### [Task goal]
Give only the number of lines that contain the word "аппаратов".

(Data records)
■ ■ ■ ■ ■

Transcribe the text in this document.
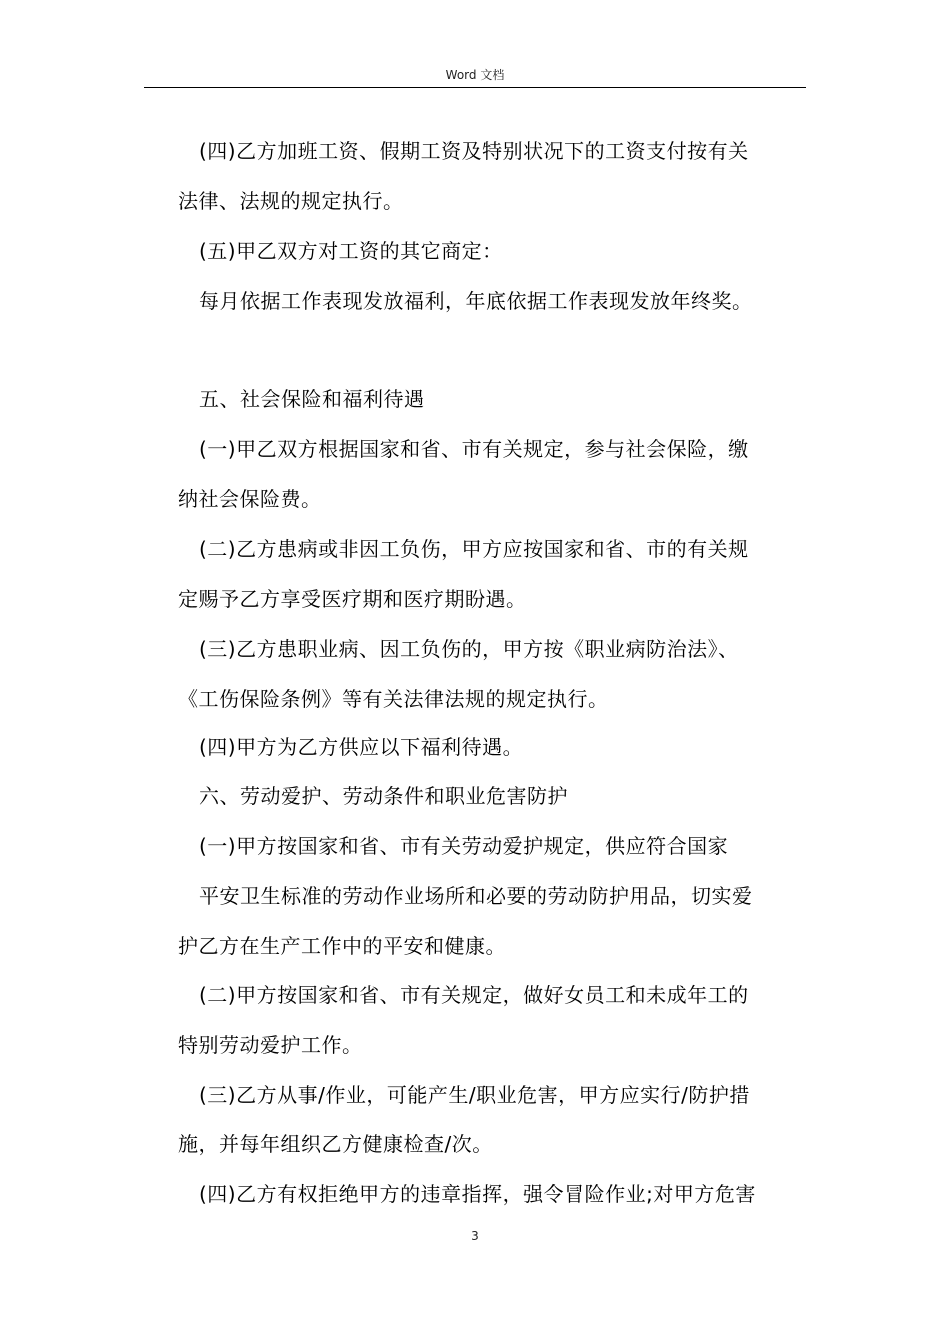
Word 文档
(四)乙方加班工资、假期工资及特别状况下的工资支付按有关
法律、法规的规定执行。
(五)甲乙双方对工资的其它商定：
每月依据工作表现发放福利，年底依据工作表现发放年终奖。
五、社会保险和福利待遇
(一)甲乙双方根据国家和省、市有关规定，参与社会保险，缴
纳社会保险费。
(二)乙方患病或非因工负伤，甲方应按国家和省、市的有关规
定赐予乙方享受医疗期和医疗期盼遇。
(三)乙方患职业病、因工负伤的，甲方按《职业病防治法》、
《工伤保险条例》等有关法律法规的规定执行。
(四)甲方为乙方供应以下福利待遇。
六、劳动爱护、劳动条件和职业危害防护
(一)甲方按国家和省、市有关劳动爱护规定，供应符合国家
平安卫生标准的劳动作业场所和必要的劳动防护用品，切实爱
护乙方在生产工作中的平安和健康。
(二)甲方按国家和省、市有关规定，做好女员工和未成年工的
特别劳动爱护工作。
(三)乙方从事/作业，可能产生/职业危害，甲方应实行/防护措
施，并每年组织乙方健康检查/次。
(四)乙方有权拒绝甲方的违章指挥，强令冒险作业;对甲方危害
3
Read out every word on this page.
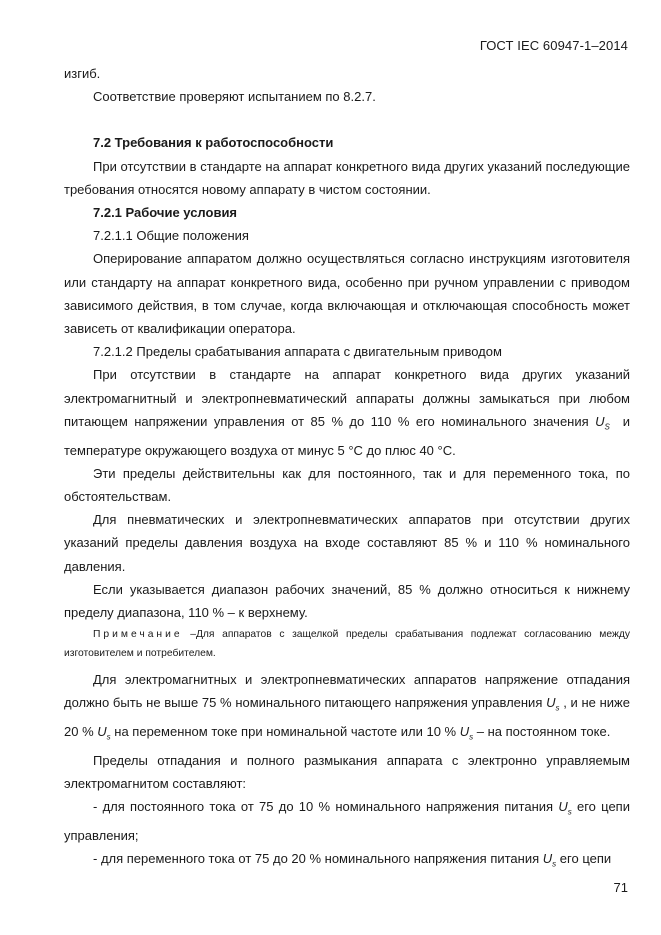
ГОСТ IEC 60947-1–2014

изгиб.

Соответствие проверяют испытанием по 8.2.7.

7.2 Требования к работоспособности

При отсутствии в стандарте на аппарат конкретного вида других указаний последующие требования относятся новому аппарату в чистом состоянии.

7.2.1 Рабочие условия

7.2.1.1 Общие положения

Оперирование аппаратом должно осуществляться согласно инструкциям изготовителя или стандарту на аппарат конкретного вида, особенно при ручном управлении с приводом зависимого действия, в том случае, когда включающая и отключающая способность может зависеть от квалификации оператора.

7.2.1.2 Пределы срабатывания аппарата с двигательным приводом

При отсутствии в стандарте на аппарат конкретного вида других указаний электромагнитный и электропневматический аппараты должны замыкаться при любом питающем напряжении управления от 85 % до 110 % его номинального значения $U_S$ и температуре окружающего воздуха от минус 5 °С до плюс 40 °С.

Эти пределы действительны как для постоянного, так и для переменного тока, по обстоятельствам.

Для пневматических и электропневматических аппаратов при отсутствии других указаний пределы давления воздуха на входе составляют 85 % и 110 % номинального давления.

Если указывается диапазон рабочих значений, 85 % должно относиться к нижнему пределу диапазона, 110 % – к верхнему.

Примечание –Для аппаратов с защелкой пределы срабатывания подлежат согласованию между изготовителем и потребителем.

Для электромагнитных и электропневматических аппаратов напряжение отпадания должно быть не выше 75 % номинального питающего напряжения управления $U_s$ , и не ниже 20 % $U_s$ на переменном токе при номинальной частоте или 10 % $U_s$ – на постоянном токе.

Пределы отпадания и полного размыкания аппарата с электронно управляемым электромагнитом составляют:

- для постоянного тока от 75 до 10 % номинального напряжения питания $U_s$ его цепи управления;

- для переменного тока от 75 до 20 % номинального напряжения питания $U_s$ его цепи

71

■ ■ ■ ■ ■

### [Expected answer]
3